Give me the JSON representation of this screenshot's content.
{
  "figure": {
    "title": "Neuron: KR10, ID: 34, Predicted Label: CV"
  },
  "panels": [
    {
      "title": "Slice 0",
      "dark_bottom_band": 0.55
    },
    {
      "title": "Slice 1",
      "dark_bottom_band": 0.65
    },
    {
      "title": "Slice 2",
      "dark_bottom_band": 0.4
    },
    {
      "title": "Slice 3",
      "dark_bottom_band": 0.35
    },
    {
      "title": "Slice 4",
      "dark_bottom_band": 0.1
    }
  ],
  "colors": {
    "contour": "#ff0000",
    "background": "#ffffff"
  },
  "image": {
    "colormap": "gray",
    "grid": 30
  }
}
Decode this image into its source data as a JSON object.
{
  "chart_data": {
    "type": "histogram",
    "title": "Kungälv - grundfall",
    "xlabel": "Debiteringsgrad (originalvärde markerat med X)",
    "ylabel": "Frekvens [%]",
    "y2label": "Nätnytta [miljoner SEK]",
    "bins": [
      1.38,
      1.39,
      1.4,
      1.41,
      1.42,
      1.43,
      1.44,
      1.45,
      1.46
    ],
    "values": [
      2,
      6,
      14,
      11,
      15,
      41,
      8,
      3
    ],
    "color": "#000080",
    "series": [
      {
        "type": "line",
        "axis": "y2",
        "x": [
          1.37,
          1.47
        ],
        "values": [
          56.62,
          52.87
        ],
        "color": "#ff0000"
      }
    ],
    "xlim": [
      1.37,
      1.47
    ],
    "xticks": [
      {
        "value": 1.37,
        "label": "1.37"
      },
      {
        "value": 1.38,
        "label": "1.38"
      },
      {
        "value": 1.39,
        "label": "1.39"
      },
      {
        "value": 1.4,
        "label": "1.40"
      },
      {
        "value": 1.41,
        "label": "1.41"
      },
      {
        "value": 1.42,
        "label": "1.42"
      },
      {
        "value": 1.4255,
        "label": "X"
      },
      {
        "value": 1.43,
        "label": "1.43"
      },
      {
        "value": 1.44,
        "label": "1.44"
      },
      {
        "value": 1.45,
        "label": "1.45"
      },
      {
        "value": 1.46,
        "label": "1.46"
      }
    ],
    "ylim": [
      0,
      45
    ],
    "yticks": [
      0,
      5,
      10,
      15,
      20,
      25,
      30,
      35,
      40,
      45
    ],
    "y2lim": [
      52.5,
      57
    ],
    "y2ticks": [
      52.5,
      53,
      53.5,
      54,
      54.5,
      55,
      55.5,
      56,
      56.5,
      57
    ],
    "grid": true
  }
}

__________________________________________________

**SHORT TASK:**
Filter the records, keeping only lines that contain "JSON", and show those lines.

**FINAL ANSWER:**
Give me the JSON representation of this screenshot's content.
Decode this image into its source data as a JSON object.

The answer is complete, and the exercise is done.